Job:
Copy out the entries exactly, from the first line to the last.

# # # # #

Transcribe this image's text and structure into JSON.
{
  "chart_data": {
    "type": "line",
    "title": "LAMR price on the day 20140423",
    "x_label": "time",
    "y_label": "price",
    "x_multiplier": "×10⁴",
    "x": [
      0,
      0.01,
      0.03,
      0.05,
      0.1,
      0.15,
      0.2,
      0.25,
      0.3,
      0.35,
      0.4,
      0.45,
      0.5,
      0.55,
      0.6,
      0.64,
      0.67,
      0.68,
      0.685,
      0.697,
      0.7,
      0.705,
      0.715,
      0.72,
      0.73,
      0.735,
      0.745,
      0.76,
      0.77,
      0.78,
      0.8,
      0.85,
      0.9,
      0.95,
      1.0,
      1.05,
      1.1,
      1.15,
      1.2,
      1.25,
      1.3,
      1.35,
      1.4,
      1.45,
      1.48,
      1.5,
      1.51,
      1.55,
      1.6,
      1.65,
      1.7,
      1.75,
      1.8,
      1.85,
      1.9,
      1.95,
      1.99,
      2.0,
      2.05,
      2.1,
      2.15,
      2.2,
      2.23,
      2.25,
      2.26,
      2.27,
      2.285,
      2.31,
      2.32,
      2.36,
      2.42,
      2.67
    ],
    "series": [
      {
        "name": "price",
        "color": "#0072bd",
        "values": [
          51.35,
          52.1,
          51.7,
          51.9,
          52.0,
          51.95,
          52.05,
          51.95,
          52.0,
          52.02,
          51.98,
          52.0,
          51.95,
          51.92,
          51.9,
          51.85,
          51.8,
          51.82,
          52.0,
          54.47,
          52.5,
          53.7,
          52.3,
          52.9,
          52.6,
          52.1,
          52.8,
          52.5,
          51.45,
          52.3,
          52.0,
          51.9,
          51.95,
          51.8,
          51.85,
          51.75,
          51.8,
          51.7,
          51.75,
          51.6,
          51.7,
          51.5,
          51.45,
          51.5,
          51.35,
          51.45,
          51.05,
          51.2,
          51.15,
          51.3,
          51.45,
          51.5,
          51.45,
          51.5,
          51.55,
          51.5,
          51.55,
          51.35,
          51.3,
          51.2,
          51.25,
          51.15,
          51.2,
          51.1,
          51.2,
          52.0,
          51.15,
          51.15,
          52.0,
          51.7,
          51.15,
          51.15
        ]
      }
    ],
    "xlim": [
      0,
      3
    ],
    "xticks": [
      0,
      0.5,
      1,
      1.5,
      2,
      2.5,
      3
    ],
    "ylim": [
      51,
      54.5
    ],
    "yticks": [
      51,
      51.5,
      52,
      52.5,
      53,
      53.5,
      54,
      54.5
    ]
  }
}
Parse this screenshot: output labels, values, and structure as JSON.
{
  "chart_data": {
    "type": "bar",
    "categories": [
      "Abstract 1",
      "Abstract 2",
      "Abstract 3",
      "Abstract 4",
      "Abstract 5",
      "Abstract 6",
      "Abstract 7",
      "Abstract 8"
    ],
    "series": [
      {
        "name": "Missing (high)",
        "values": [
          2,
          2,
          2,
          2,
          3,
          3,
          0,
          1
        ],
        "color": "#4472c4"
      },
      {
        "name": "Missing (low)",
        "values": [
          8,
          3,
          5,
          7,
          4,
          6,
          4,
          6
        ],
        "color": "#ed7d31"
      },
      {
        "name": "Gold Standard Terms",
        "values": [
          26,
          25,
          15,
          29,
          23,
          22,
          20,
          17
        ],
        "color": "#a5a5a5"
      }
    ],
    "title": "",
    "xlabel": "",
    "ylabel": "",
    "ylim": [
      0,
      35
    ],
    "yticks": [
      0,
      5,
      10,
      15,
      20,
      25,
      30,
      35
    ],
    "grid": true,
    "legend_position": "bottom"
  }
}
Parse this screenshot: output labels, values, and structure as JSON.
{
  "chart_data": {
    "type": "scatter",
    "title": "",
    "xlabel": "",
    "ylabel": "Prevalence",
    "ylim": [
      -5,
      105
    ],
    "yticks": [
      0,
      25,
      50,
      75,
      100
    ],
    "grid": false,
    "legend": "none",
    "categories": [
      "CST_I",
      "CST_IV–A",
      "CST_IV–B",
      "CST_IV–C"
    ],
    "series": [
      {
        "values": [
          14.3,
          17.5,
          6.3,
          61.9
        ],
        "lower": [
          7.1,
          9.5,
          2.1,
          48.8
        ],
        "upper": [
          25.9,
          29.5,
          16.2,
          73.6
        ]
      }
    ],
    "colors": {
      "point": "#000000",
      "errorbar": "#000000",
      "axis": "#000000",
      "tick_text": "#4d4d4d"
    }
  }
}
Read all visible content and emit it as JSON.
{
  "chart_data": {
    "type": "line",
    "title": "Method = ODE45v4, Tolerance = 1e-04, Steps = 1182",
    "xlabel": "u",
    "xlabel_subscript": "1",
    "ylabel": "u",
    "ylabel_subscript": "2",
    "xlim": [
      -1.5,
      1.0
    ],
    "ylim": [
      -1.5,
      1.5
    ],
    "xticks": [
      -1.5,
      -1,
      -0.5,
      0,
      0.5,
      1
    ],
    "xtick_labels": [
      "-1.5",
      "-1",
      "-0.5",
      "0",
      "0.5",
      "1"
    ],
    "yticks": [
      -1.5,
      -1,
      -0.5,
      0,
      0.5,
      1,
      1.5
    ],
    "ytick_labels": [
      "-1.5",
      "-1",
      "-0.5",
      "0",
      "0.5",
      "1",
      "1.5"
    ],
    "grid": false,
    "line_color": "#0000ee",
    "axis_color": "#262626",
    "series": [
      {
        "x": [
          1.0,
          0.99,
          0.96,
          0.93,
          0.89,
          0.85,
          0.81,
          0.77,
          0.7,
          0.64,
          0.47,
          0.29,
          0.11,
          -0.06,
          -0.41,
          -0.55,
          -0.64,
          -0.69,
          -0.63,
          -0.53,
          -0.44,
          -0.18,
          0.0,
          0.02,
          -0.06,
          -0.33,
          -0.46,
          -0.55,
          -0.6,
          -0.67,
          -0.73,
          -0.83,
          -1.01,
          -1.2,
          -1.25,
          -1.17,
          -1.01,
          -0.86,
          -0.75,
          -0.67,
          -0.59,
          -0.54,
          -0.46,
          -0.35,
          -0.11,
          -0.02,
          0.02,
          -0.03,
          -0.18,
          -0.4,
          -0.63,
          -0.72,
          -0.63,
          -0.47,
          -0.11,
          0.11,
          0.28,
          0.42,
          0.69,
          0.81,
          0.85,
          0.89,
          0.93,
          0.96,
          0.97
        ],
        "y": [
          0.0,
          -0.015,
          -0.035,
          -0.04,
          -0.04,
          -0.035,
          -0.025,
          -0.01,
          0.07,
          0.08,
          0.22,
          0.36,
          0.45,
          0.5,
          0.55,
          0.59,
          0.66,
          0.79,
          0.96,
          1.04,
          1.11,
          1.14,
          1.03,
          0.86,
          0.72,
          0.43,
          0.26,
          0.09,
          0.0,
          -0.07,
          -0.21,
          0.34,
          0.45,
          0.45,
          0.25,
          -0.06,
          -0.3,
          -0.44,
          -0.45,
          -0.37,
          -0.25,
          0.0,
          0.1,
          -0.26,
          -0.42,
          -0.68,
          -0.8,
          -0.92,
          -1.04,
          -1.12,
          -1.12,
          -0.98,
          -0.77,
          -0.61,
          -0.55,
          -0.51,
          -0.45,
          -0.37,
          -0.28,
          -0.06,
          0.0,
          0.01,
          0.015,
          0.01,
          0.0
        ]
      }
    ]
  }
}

# # # # #

In response:
Transcribe this image's text and structure into JSON.
{
  "chart_data": {
    "type": "line",
    "title": "LAMR price on the day 20140423",
    "x_label": "time",
    "y_label": "price",
    "x_multiplier": "×10⁴",
    "x": [
      0,
      0.01,
      0.03,
      0.05,
      0.1,
      0.15,
      0.2,
      0.25,
      0.3,
      0.35,
      0.4,
      0.45,
      0.5,
      0.55,
      0.6,
      0.64,
      0.67,
      0.68,
      0.685,
      0.697,
      0.7,
      0.705,
      0.715,
      0.72,
      0.73,
      0.735,
      0.745,
      0.76,
      0.77,
      0.78,
      0.8,
      0.85,
      0.9,
      0.95,
      1.0,
      1.05,
      1.1,
      1.15,
      1.2,
      1.25,
      1.3,
      1.35,
      1.4,
      1.45,
      1.48,
      1.5,
      1.51,
      1.55,
      1.6,
      1.65,
      1.7,
      1.75,
      1.8,
      1.85,
      1.9,
      1.95,
      1.99,
      2.0,
      2.05,
      2.1,
      2.15,
      2.2,
      2.23,
      2.25,
      2.26,
      2.27,
      2.285,
      2.31,
      2.32,
      2.36,
      2.42,
      2.67
    ],
    "series": [
      {
        "name": "price",
        "color": "#0072bd",
        "values": [
          51.35,
          52.1,
          51.7,
          51.9,
          52.0,
          51.95,
          52.05,
          51.95,
          52.0,
          52.02,
          51.98,
          52.0,
          51.95,
          51.92,
          51.9,
          51.85,
          51.8,
          51.82,
          52.0,
          54.47,
          52.5,
          53.7,
          52.3,
          52.9,
          52.6,
          52.1,
          52.8,
          52.5,
          51.45,
          52.3,
          52.0,
          51.9,
          51.95,
          51.8,
          51.85,
          51.75,
          51.8,
          51.7,
          51.75,
          51.6,
          51.7,
          51.5,
          51.45,
          51.5,
          51.35,
          51.45,
          51.05,
          51.2,
          51.15,
          51.3,
          51.45,
          51.5,
          51.45,
          51.5,
          51.55,
          51.5,
          51.55,
          51.35,
          51.3,
          51.2,
          51.25,
          51.15,
          51.2,
          51.1,
          51.2,
          52.0,
          51.15,
          51.15,
          52.0,
          51.7,
          51.15,
          51.15
        ]
      }
    ],
    "xlim": [
      0,
      3
    ],
    "xticks": [
      0,
      0.5,
      1,
      1.5,
      2,
      2.5,
      3
    ],
    "ylim": [
      51,
      54.5
    ],
    "yticks": [
      51,
      51.5,
      52,
      52.5,
      53,
      53.5,
      54,
      54.5
    ]
  }
}
Parse this screenshot: output labels, values, and structure as JSON.
{
  "chart_data": {
    "type": "bar",
    "categories": [
      "Abstract 1",
      "Abstract 2",
      "Abstract 3",
      "Abstract 4",
      "Abstract 5",
      "Abstract 6",
      "Abstract 7",
      "Abstract 8"
    ],
    "series": [
      {
        "name": "Missing (high)",
        "values": [
          2,
          2,
          2,
          2,
          3,
          3,
          0,
          1
        ],
        "color": "#4472c4"
      },
      {
        "name": "Missing (low)",
        "values": [
          8,
          3,
          5,
          7,
          4,
          6,
          4,
          6
        ],
        "color": "#ed7d31"
      },
      {
        "name": "Gold Standard Terms",
        "values": [
          26,
          25,
          15,
          29,
          23,
          22,
          20,
          17
        ],
        "color": "#a5a5a5"
      }
    ],
    "title": "",
    "xlabel": "",
    "ylabel": "",
    "ylim": [
      0,
      35
    ],
    "yticks": [
      0,
      5,
      10,
      15,
      20,
      25,
      30,
      35
    ],
    "grid": true,
    "legend_position": "bottom"
  }
}
Parse this screenshot: output labels, values, and structure as JSON.
{
  "chart_data": {
    "type": "scatter",
    "title": "",
    "xlabel": "",
    "ylabel": "Prevalence",
    "ylim": [
      -5,
      105
    ],
    "yticks": [
      0,
      25,
      50,
      75,
      100
    ],
    "grid": false,
    "legend": "none",
    "categories": [
      "CST_I",
      "CST_IV–A",
      "CST_IV–B",
      "CST_IV–C"
    ],
    "series": [
      {
        "values": [
          14.3,
          17.5,
          6.3,
          61.9
        ],
        "lower": [
          7.1,
          9.5,
          2.1,
          48.8
        ],
        "upper": [
          25.9,
          29.5,
          16.2,
          73.6
        ]
      }
    ],
    "colors": {
      "point": "#000000",
      "errorbar": "#000000",
      "axis": "#000000",
      "tick_text": "#4d4d4d"
    }
  }
}
Read all visible content and emit it as JSON.
{
  "chart_data": {
    "type": "line",
    "title": "Method = ODE45v4, Tolerance = 1e-04, Steps = 1182",
    "xlabel": "u",
    "xlabel_subscript": "1",
    "ylabel": "u",
    "ylabel_subscript": "2",
    "xlim": [
      -1.5,
      1.0
    ],
    "ylim": [
      -1.5,
      1.5
    ],
    "xticks": [
      -1.5,
      -1,
      -0.5,
      0,
      0.5,
      1
    ],
    "xtick_labels": [
      "-1.5",
      "-1",
      "-0.5",
      "0",
      "0.5",
      "1"
    ],
    "yticks": [
      -1.5,
      -1,
      -0.5,
      0,
      0.5,
      1,
      1.5
    ],
    "ytick_labels": [
      "-1.5",
      "-1",
      "-0.5",
      "0",
      "0.5",
      "1",
      "1.5"
    ],
    "grid": false,
    "line_color": "#0000ee",
    "axis_color": "#262626",
    "series": [
      {
        "x": [
          1.0,
          0.99,
          0.96,
          0.93,
          0.89,
          0.85,
          0.81,
          0.77,
          0.7,
          0.64,
          0.47,
          0.29,
          0.11,
          -0.06,
          -0.41,
          -0.55,
          -0.64,
          -0.69,
          -0.63,
          -0.53,
          -0.44,
          -0.18,
          0.0,
          0.02,
          -0.06,
          -0.33,
          -0.46,
          -0.55,
          -0.6,
          -0.67,
          -0.73,
          -0.83,
          -1.01,
          -1.2,
          -1.25,
          -1.17,
          -1.01,
          -0.86,
          -0.75,
          -0.67,
          -0.59,
          -0.54,
          -0.46,
          -0.35,
          -0.11,
          -0.02,
          0.02,
          -0.03,
          -0.18,
          -0.4,
          -0.63,
          -0.72,
          -0.63,
          -0.47,
          -0.11,
          0.11,
          0.28,
          0.42,
          0.69,
          0.81,
          0.85,
          0.89,
          0.93,
          0.96,
          0.97
        ],
        "y": [
          0.0,
          -0.015,
          -0.035,
          -0.04,
          -0.04,
          -0.035,
          -0.025,
          -0.01,
          0.07,
          0.08,
          0.22,
          0.36,
          0.45,
          0.5,
          0.55,
          0.59,
          0.66,
          0.79,
          0.96,
          1.04,
          1.11,
          1.14,
          1.03,
          0.86,
          0.72,
          0.43,
          0.26,
          0.09,
          0.0,
          -0.07,
          -0.21,
          0.34,
          0.45,
          0.45,
          0.25,
          -0.06,
          -0.3,
          -0.44,
          -0.45,
          -0.37,
          -0.25,
          0.0,
          0.1,
          -0.26,
          -0.42,
          -0.68,
          -0.8,
          -0.92,
          -1.04,
          -1.12,
          -1.12,
          -0.98,
          -0.77,
          -0.61,
          -0.55,
          -0.51,
          -0.45,
          -0.37,
          -0.28,
          -0.06,
          0.0,
          0.01,
          0.015,
          0.01,
          0.0
        ]
      }
    ]
  }
}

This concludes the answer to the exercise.